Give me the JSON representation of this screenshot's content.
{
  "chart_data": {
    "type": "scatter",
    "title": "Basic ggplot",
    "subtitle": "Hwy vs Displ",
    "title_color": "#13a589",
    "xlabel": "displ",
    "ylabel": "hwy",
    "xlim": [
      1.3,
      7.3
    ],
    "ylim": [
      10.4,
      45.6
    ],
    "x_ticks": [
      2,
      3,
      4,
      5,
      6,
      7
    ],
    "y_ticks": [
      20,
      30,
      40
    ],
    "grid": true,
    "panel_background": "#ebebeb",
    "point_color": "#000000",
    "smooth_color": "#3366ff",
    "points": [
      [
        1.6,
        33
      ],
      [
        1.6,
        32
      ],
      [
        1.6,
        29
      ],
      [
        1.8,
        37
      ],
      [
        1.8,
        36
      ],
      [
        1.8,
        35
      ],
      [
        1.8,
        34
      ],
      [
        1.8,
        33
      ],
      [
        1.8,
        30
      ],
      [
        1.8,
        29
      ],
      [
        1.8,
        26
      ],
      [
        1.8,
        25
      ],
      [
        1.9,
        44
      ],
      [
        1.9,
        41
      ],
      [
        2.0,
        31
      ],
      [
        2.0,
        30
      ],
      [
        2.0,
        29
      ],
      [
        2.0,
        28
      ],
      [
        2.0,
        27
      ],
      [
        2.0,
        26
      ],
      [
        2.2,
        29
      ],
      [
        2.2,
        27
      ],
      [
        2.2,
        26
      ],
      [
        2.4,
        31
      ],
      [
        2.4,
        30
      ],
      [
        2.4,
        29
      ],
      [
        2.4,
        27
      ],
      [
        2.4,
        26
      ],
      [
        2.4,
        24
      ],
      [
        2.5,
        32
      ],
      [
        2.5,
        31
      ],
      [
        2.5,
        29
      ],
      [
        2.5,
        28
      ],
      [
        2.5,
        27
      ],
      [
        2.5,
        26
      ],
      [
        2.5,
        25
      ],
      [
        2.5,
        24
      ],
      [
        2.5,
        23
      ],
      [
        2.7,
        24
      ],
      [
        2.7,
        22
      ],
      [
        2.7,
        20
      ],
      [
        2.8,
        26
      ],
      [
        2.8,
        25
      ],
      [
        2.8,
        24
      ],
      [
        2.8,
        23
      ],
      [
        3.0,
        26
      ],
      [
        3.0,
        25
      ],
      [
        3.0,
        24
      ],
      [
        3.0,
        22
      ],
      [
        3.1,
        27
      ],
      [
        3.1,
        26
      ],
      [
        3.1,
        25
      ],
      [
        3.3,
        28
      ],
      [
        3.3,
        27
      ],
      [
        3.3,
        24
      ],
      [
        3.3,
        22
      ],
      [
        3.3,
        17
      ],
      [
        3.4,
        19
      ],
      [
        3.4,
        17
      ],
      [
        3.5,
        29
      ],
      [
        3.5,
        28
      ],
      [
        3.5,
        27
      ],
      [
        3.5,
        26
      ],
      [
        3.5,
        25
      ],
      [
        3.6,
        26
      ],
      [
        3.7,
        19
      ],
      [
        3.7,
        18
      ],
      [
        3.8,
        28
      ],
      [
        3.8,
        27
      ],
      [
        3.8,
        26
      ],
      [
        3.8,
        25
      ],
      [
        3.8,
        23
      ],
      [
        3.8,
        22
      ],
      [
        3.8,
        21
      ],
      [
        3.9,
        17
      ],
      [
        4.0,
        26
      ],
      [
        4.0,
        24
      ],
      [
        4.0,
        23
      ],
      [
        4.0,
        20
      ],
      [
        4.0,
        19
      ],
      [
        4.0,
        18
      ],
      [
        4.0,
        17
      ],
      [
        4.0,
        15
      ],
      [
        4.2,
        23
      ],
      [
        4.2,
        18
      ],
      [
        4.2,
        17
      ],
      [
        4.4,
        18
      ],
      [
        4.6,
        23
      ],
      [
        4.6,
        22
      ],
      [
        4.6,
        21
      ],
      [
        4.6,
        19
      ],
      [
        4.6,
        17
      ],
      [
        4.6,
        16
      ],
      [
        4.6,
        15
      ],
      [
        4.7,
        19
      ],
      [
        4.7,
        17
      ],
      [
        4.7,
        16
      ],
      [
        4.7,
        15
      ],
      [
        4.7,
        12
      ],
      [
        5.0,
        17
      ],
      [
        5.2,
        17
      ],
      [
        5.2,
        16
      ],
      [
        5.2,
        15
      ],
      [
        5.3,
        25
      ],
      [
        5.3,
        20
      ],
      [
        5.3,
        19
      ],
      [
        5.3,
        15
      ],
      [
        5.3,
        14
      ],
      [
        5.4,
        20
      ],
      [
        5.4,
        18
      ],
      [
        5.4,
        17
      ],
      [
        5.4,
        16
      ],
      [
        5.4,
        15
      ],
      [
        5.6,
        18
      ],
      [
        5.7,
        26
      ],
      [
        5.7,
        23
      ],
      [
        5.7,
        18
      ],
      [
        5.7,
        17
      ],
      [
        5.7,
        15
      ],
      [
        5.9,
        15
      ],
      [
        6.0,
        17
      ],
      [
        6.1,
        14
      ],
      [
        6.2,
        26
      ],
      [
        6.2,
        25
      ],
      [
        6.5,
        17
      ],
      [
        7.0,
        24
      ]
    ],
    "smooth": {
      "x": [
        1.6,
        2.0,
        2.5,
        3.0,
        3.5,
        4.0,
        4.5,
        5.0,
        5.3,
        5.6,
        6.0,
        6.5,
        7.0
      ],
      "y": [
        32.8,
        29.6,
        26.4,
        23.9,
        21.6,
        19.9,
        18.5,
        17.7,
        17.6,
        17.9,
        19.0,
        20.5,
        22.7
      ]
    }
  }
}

• • • • •

All the data must be duplicated exactly, with nothing added or removed.

The output →
Give me the JSON representation of this screenshot's content.
{
  "chart_data": {
    "type": "scatter",
    "title": "Basic ggplot",
    "subtitle": "Hwy vs Displ",
    "title_color": "#13a589",
    "xlabel": "displ",
    "ylabel": "hwy",
    "xlim": [
      1.3,
      7.3
    ],
    "ylim": [
      10.4,
      45.6
    ],
    "x_ticks": [
      2,
      3,
      4,
      5,
      6,
      7
    ],
    "y_ticks": [
      20,
      30,
      40
    ],
    "grid": true,
    "panel_background": "#ebebeb",
    "point_color": "#000000",
    "smooth_color": "#3366ff",
    "points": [
      [
        1.6,
        33
      ],
      [
        1.6,
        32
      ],
      [
        1.6,
        29
      ],
      [
        1.8,
        37
      ],
      [
        1.8,
        36
      ],
      [
        1.8,
        35
      ],
      [
        1.8,
        34
      ],
      [
        1.8,
        33
      ],
      [
        1.8,
        30
      ],
      [
        1.8,
        29
      ],
      [
        1.8,
        26
      ],
      [
        1.8,
        25
      ],
      [
        1.9,
        44
      ],
      [
        1.9,
        41
      ],
      [
        2.0,
        31
      ],
      [
        2.0,
        30
      ],
      [
        2.0,
        29
      ],
      [
        2.0,
        28
      ],
      [
        2.0,
        27
      ],
      [
        2.0,
        26
      ],
      [
        2.2,
        29
      ],
      [
        2.2,
        27
      ],
      [
        2.2,
        26
      ],
      [
        2.4,
        31
      ],
      [
        2.4,
        30
      ],
      [
        2.4,
        29
      ],
      [
        2.4,
        27
      ],
      [
        2.4,
        26
      ],
      [
        2.4,
        24
      ],
      [
        2.5,
        32
      ],
      [
        2.5,
        31
      ],
      [
        2.5,
        29
      ],
      [
        2.5,
        28
      ],
      [
        2.5,
        27
      ],
      [
        2.5,
        26
      ],
      [
        2.5,
        25
      ],
      [
        2.5,
        24
      ],
      [
        2.5,
        23
      ],
      [
        2.7,
        24
      ],
      [
        2.7,
        22
      ],
      [
        2.7,
        20
      ],
      [
        2.8,
        26
      ],
      [
        2.8,
        25
      ],
      [
        2.8,
        24
      ],
      [
        2.8,
        23
      ],
      [
        3.0,
        26
      ],
      [
        3.0,
        25
      ],
      [
        3.0,
        24
      ],
      [
        3.0,
        22
      ],
      [
        3.1,
        27
      ],
      [
        3.1,
        26
      ],
      [
        3.1,
        25
      ],
      [
        3.3,
        28
      ],
      [
        3.3,
        27
      ],
      [
        3.3,
        24
      ],
      [
        3.3,
        22
      ],
      [
        3.3,
        17
      ],
      [
        3.4,
        19
      ],
      [
        3.4,
        17
      ],
      [
        3.5,
        29
      ],
      [
        3.5,
        28
      ],
      [
        3.5,
        27
      ],
      [
        3.5,
        26
      ],
      [
        3.5,
        25
      ],
      [
        3.6,
        26
      ],
      [
        3.7,
        19
      ],
      [
        3.7,
        18
      ],
      [
        3.8,
        28
      ],
      [
        3.8,
        27
      ],
      [
        3.8,
        26
      ],
      [
        3.8,
        25
      ],
      [
        3.8,
        23
      ],
      [
        3.8,
        22
      ],
      [
        3.8,
        21
      ],
      [
        3.9,
        17
      ],
      [
        4.0,
        26
      ],
      [
        4.0,
        24
      ],
      [
        4.0,
        23
      ],
      [
        4.0,
        20
      ],
      [
        4.0,
        19
      ],
      [
        4.0,
        18
      ],
      [
        4.0,
        17
      ],
      [
        4.0,
        15
      ],
      [
        4.2,
        23
      ],
      [
        4.2,
        18
      ],
      [
        4.2,
        17
      ],
      [
        4.4,
        18
      ],
      [
        4.6,
        23
      ],
      [
        4.6,
        22
      ],
      [
        4.6,
        21
      ],
      [
        4.6,
        19
      ],
      [
        4.6,
        17
      ],
      [
        4.6,
        16
      ],
      [
        4.6,
        15
      ],
      [
        4.7,
        19
      ],
      [
        4.7,
        17
      ],
      [
        4.7,
        16
      ],
      [
        4.7,
        15
      ],
      [
        4.7,
        12
      ],
      [
        5.0,
        17
      ],
      [
        5.2,
        17
      ],
      [
        5.2,
        16
      ],
      [
        5.2,
        15
      ],
      [
        5.3,
        25
      ],
      [
        5.3,
        20
      ],
      [
        5.3,
        19
      ],
      [
        5.3,
        15
      ],
      [
        5.3,
        14
      ],
      [
        5.4,
        20
      ],
      [
        5.4,
        18
      ],
      [
        5.4,
        17
      ],
      [
        5.4,
        16
      ],
      [
        5.4,
        15
      ],
      [
        5.6,
        18
      ],
      [
        5.7,
        26
      ],
      [
        5.7,
        23
      ],
      [
        5.7,
        18
      ],
      [
        5.7,
        17
      ],
      [
        5.7,
        15
      ],
      [
        5.9,
        15
      ],
      [
        6.0,
        17
      ],
      [
        6.1,
        14
      ],
      [
        6.2,
        26
      ],
      [
        6.2,
        25
      ],
      [
        6.5,
        17
      ],
      [
        7.0,
        24
      ]
    ],
    "smooth": {
      "x": [
        1.6,
        2.0,
        2.5,
        3.0,
        3.5,
        4.0,
        4.5,
        5.0,
        5.3,
        5.6,
        6.0,
        6.5,
        7.0
      ],
      "y": [
        32.8,
        29.6,
        26.4,
        23.9,
        21.6,
        19.9,
        18.5,
        17.7,
        17.6,
        17.9,
        19.0,
        20.5,
        22.7
      ]
    }
  }
}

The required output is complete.